> Record list:
####

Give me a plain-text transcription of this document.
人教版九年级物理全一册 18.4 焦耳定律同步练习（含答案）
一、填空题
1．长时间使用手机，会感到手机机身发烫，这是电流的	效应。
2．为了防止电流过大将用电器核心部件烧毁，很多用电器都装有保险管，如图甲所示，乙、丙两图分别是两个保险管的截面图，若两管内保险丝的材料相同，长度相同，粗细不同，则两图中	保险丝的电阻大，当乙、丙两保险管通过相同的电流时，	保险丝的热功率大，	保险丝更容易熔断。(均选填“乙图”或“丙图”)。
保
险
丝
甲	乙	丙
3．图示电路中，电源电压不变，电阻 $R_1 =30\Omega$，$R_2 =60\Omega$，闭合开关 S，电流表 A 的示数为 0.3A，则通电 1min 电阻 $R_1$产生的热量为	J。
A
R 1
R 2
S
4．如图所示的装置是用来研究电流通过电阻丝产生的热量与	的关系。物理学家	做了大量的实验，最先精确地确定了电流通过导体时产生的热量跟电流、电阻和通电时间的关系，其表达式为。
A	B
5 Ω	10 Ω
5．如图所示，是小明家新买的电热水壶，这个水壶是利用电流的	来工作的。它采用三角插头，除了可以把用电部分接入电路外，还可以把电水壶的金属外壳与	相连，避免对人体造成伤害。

####

> Required task:
Repeat the preceding lines exactly, please, every one of them.

> Problem solution:
Give me a plain-text transcription of this document.
人教版九年级物理全一册 18.4 焦耳定律同步练习（含答案）
一、填空题
1．长时间使用手机，会感到手机机身发烫，这是电流的	效应。
2．为了防止电流过大将用电器核心部件烧毁，很多用电器都装有保险管，如图甲所示，乙、丙两图分别是两个保险管的截面图，若两管内保险丝的材料相同，长度相同，粗细不同，则两图中	保险丝的电阻大，当乙、丙两保险管通过相同的电流时，	保险丝的热功率大，	保险丝更容易熔断。(均选填“乙图”或“丙图”)。
保
险
丝
甲	乙	丙
3．图示电路中，电源电压不变，电阻 $R_1 =30\Omega$，$R_2 =60\Omega$，闭合开关 S，电流表 A 的示数为 0.3A，则通电 1min 电阻 $R_1$产生的热量为	J。
A
R 1
R 2
S
4．如图所示的装置是用来研究电流通过电阻丝产生的热量与	的关系。物理学家	做了大量的实验，最先精确地确定了电流通过导体时产生的热量跟电流、电阻和通电时间的关系，其表达式为。
A	B
5 Ω	10 Ω
5．如图所示，是小明家新买的电热水壶，这个水壶是利用电流的	来工作的。它采用三角插头，除了可以把用电部分接入电路外，还可以把电水壶的金属外壳与	相连，避免对人体造成伤害。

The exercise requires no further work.